*GOAL OF THE EXERCISE:* Gather each line of the records where "компании" appears.

Collected data entries
┏━━

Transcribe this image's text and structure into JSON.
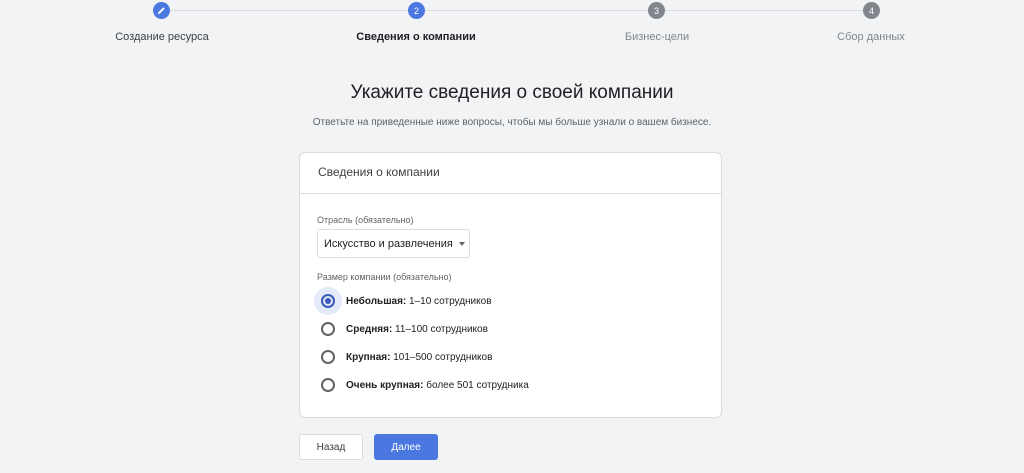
{
  "stepper": {
    "steps": [
      {
        "number": "",
        "label": "Создание ресурса",
        "state": "done",
        "icon": "pencil-icon"
      },
      {
        "number": "2",
        "label": "Сведения о компании",
        "state": "current"
      },
      {
        "number": "3",
        "label": "Бизнес-цели",
        "state": "todo"
      },
      {
        "number": "4",
        "label": "Сбор данных",
        "state": "todo"
      }
    ]
  },
  "page": {
    "title": "Укажите сведения о своей компании",
    "subtitle": "Ответьте на приведенные ниже вопросы, чтобы мы больше узнали о вашем бизнесе."
  },
  "card": {
    "header": "Сведения о компании",
    "industry": {
      "label": "Отрасль (обязательно)",
      "value": "Искусство и развлечения"
    },
    "size": {
      "label": "Размер компании (обязательно)",
      "options": [
        {
          "name": "Небольшая:",
          "detail": " 1–10 сотрудников",
          "checked": true
        },
        {
          "name": "Средняя:",
          "detail": " 11–100 сотрудников",
          "checked": false
        },
        {
          "name": "Крупная:",
          "detail": " 101–500 сотрудников",
          "checked": false
        },
        {
          "name": "Очень крупная:",
          "detail": " более 501 сотрудника",
          "checked": false
        }
      ]
    }
  },
  "buttons": {
    "back": "Назад",
    "next": "Далее"
  },
  "colors": {
    "accent": "#4a78e0",
    "radio_checked": "#3c5bb8",
    "background": "#f1f3f4"
  }
}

┗━━

*THE REPLY:*
        "label": "Сведения о компании",
    "title": "Укажите сведения о своей компании",
    "header": "Сведения о компании",
      "label": "Размер компании (обязательно)",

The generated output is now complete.